Task:
Which lines in the material below contain the word "text"? Copy each of them.

++++++++

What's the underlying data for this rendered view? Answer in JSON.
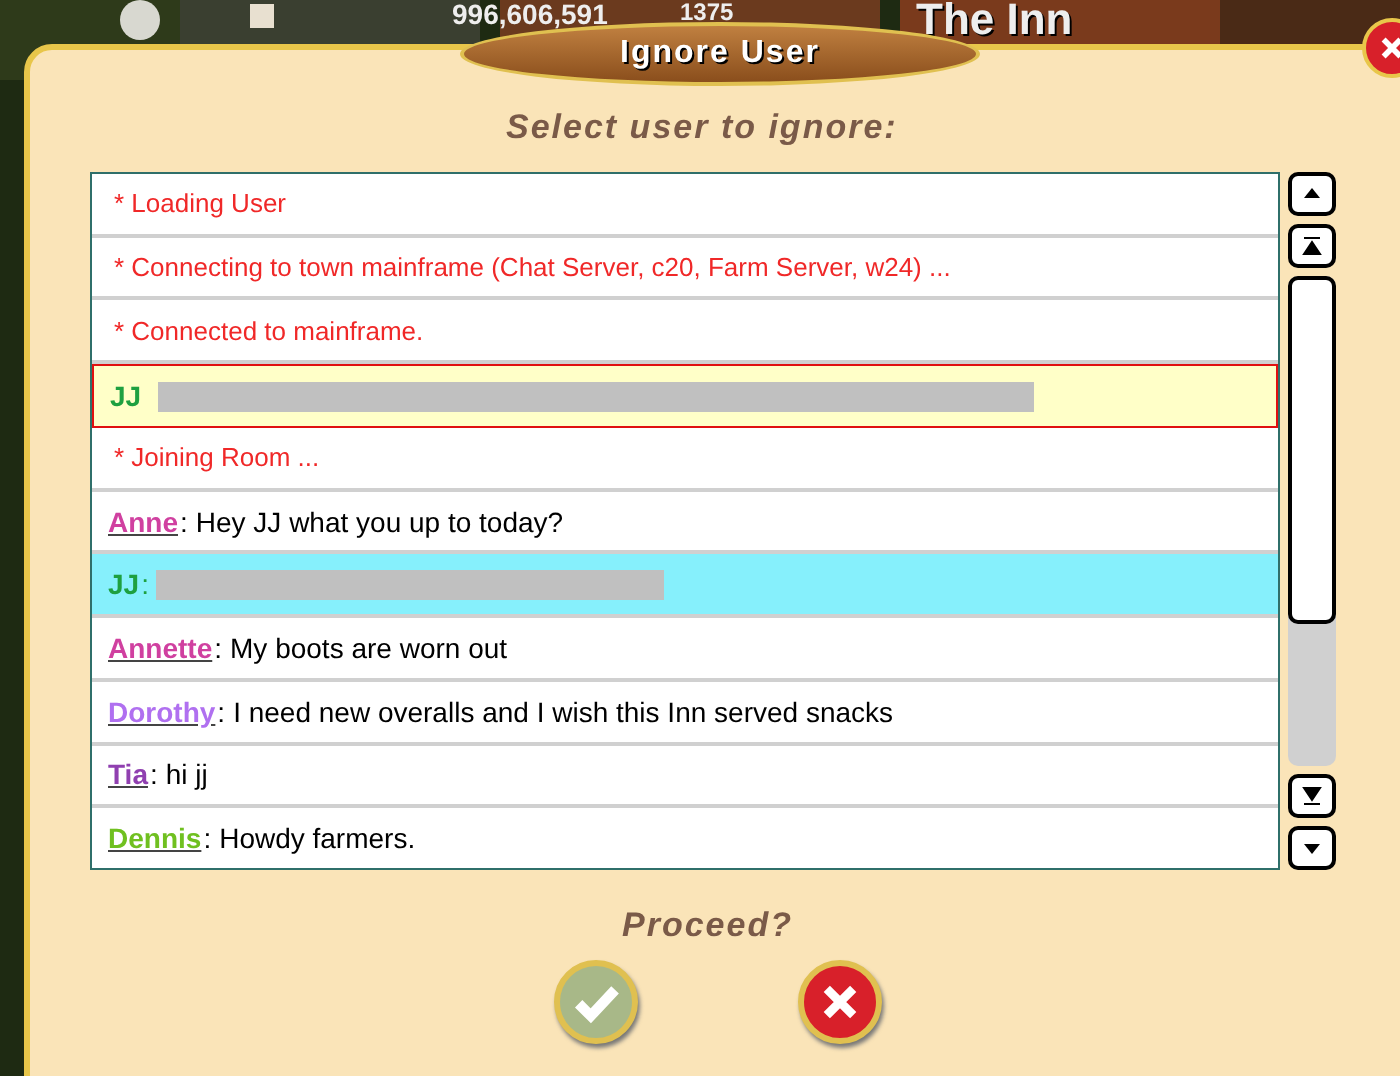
{
  "background": {
    "coins": "996,606,591",
    "count": "1375",
    "location": "The Inn"
  },
  "dialog": {
    "title": "Ignore User",
    "prompt": "Select user to ignore:"
  },
  "messages": [
    {
      "kind": "system",
      "text": "* Loading User",
      "selected": false,
      "highlighted": false
    },
    {
      "kind": "system",
      "text": "* Connecting to town mainframe (Chat Server, c20, Farm Server, w24) ...",
      "selected": false,
      "highlighted": false
    },
    {
      "kind": "system",
      "text": "* Connected to mainframe.",
      "selected": false,
      "highlighted": false
    },
    {
      "kind": "chat",
      "name": "JJ",
      "color": "#1ea040",
      "redacted": true,
      "underlined": false,
      "selected": false,
      "highlighted": true
    },
    {
      "kind": "system",
      "text": "* Joining Room ...",
      "selected": false,
      "highlighted": false
    },
    {
      "kind": "chat",
      "name": "Anne",
      "color": "#d040a0",
      "separator": ":",
      "text": "Hey JJ what you up to today?",
      "redacted": false,
      "underlined": true,
      "selected": false,
      "highlighted": false
    },
    {
      "kind": "chat",
      "name": "JJ",
      "color": "#1ea040",
      "separator": ":",
      "redacted": true,
      "underlined": false,
      "selected": true,
      "highlighted": false
    },
    {
      "kind": "chat",
      "name": "Annette",
      "color": "#d040a0",
      "separator": ":",
      "text": "My boots are worn out",
      "redacted": false,
      "underlined": true,
      "selected": false,
      "highlighted": false
    },
    {
      "kind": "chat",
      "name": "Dorothy",
      "color": "#b070f0",
      "separator": ":",
      "text": "I need new overalls and I wish this Inn served snacks",
      "redacted": false,
      "underlined": true,
      "selected": false,
      "highlighted": false
    },
    {
      "kind": "chat",
      "name": "Tia",
      "color": "#9040b0",
      "separator": ":",
      "text": "hi jj",
      "redacted": false,
      "underlined": true,
      "selected": false,
      "highlighted": false
    },
    {
      "kind": "chat",
      "name": "Dennis",
      "color": "#70c020",
      "separator": ":",
      "text": "Howdy farmers.",
      "redacted": false,
      "underlined": true,
      "selected": false,
      "highlighted": false
    }
  ],
  "footer": {
    "question": "Proceed?"
  }
}
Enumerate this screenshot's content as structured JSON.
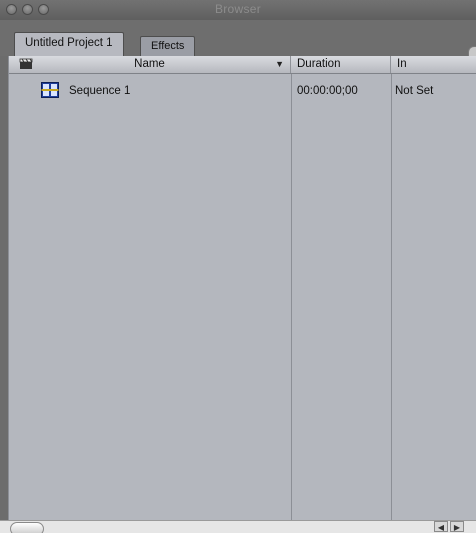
{
  "window": {
    "title": "Browser"
  },
  "tabs": [
    {
      "label": "Untitled Project 1",
      "active": true
    },
    {
      "label": "Effects",
      "active": false
    }
  ],
  "table": {
    "columns": [
      {
        "key": "name",
        "label": "Name",
        "sort": "descending"
      },
      {
        "key": "duration",
        "label": "Duration"
      },
      {
        "key": "in",
        "label": "In"
      }
    ],
    "rows": [
      {
        "icon": "sequence-icon",
        "name": "Sequence 1",
        "duration": "00:00:00;00",
        "in": "Not Set"
      }
    ]
  },
  "icons": {
    "header_icon": "clapperboard-icon",
    "sort_icon": "sort-down-triangle-icon",
    "scroll_left": "scroll-left-arrow-icon",
    "scroll_right": "scroll-right-arrow-icon"
  },
  "colors": {
    "window_chrome": "#6c6c6c",
    "table_background": "#b4b7be",
    "active_tab": "#b7b9c0",
    "inactive_tab": "#9a9da5"
  }
}
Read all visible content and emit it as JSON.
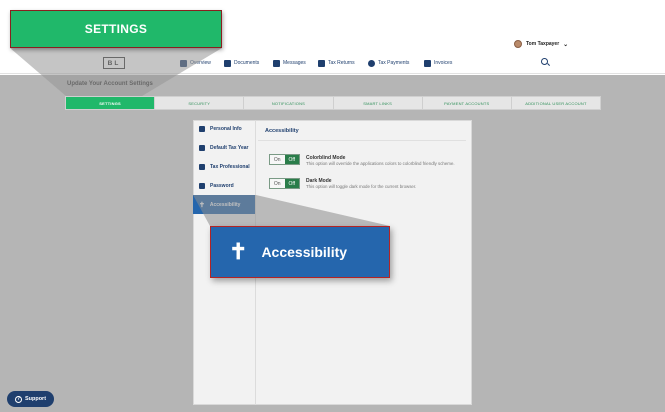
{
  "user": {
    "name": "Tom Taxpayer",
    "caret": "⌄"
  },
  "logo": "BL",
  "nav": [
    {
      "label": "Overview",
      "icon": "home-icon"
    },
    {
      "label": "Documents",
      "icon": "documents-icon"
    },
    {
      "label": "Messages",
      "icon": "messages-icon"
    },
    {
      "label": "Tax Returns",
      "icon": "tax-returns-icon"
    },
    {
      "label": "Tax Payments",
      "icon": "dollar-icon"
    },
    {
      "label": "Invoices",
      "icon": "invoice-icon"
    }
  ],
  "page_heading": "Update Your Account Settings",
  "tabs": [
    {
      "label": "SETTINGS",
      "active": true
    },
    {
      "label": "SECURITY",
      "active": false
    },
    {
      "label": "NOTIFICATIONS",
      "active": false
    },
    {
      "label": "SMART LINKS",
      "active": false
    },
    {
      "label": "PAYMENT ACCOUNTS",
      "active": false
    },
    {
      "label": "ADDITIONAL USER ACCOUNT",
      "active": false
    }
  ],
  "sidebar": [
    {
      "label": "Personal Info",
      "icon": "person-icon",
      "active": false
    },
    {
      "label": "Default Tax Year",
      "icon": "calendar-icon",
      "active": false
    },
    {
      "label": "Tax Professional",
      "icon": "briefcase-icon",
      "active": false
    },
    {
      "label": "Password",
      "icon": "lock-icon",
      "active": false
    },
    {
      "label": "Accessibility",
      "icon": "accessibility-icon",
      "active": true
    }
  ],
  "section_title": "Accessibility",
  "options": [
    {
      "title": "Colorblind Mode",
      "description": "This option will override the applications colors to colorblind friendly scheme.",
      "on_label": "On",
      "off_label": "Off",
      "state": "off"
    },
    {
      "title": "Dark Mode",
      "description": "This option will toggle dark mode for the current browser.",
      "on_label": "On",
      "off_label": "Off",
      "state": "off"
    }
  ],
  "callouts": {
    "settings": "SETTINGS",
    "accessibility": "Accessibility"
  },
  "support": {
    "label": "Support",
    "icon": "?"
  },
  "colors": {
    "accent_green": "#20b86a",
    "accent_blue": "#2566ad",
    "navy": "#1f3f6e",
    "callout_border": "#b42424"
  }
}
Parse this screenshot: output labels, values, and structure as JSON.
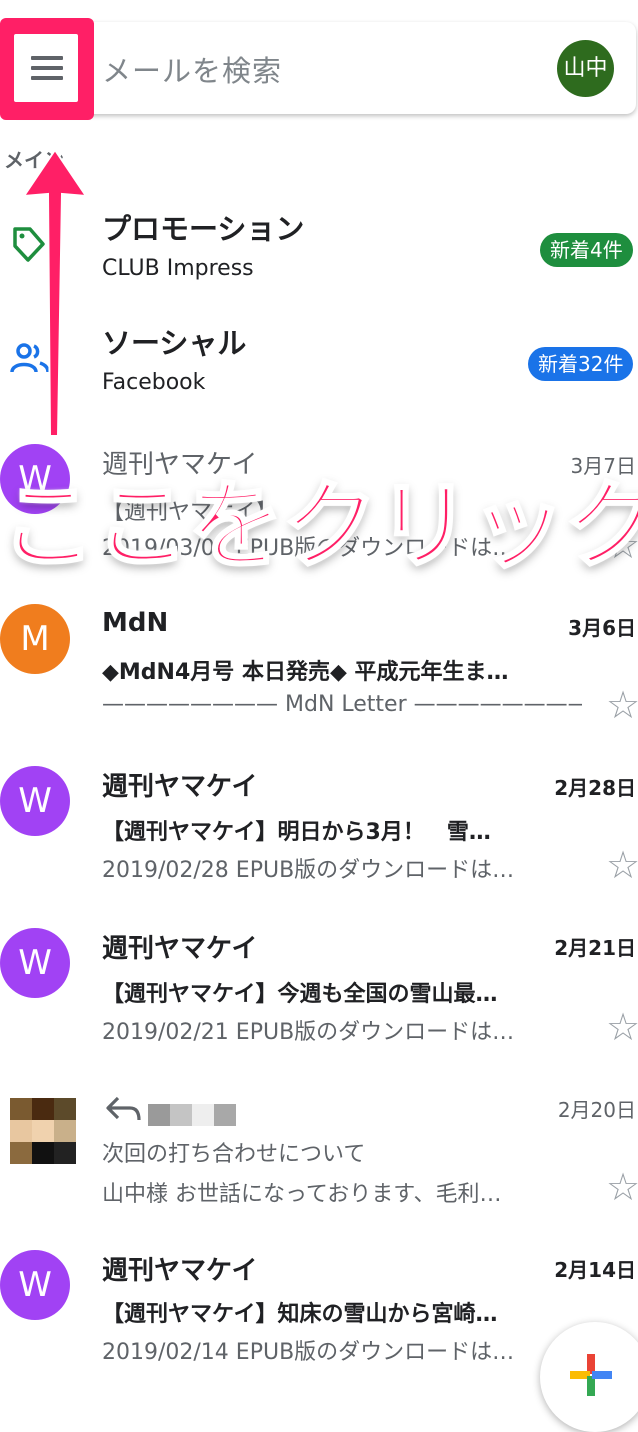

++++++++

Result of the task:
      "text": "* Loading User",
      "text": "* Connecting to town mainframe (Chat Server, c20, Farm Server, w24) ...",
      "text": "* Connected to mainframe.",
      "text": "* Joining Room ...",
      "text": "Hey JJ what you up to today?",
      "text": "My boots are worn out",
      "text": "I need new overalls and I wish this Inn served snacks",
      "text": "hi jj",
      "text": "Howdy farmers.",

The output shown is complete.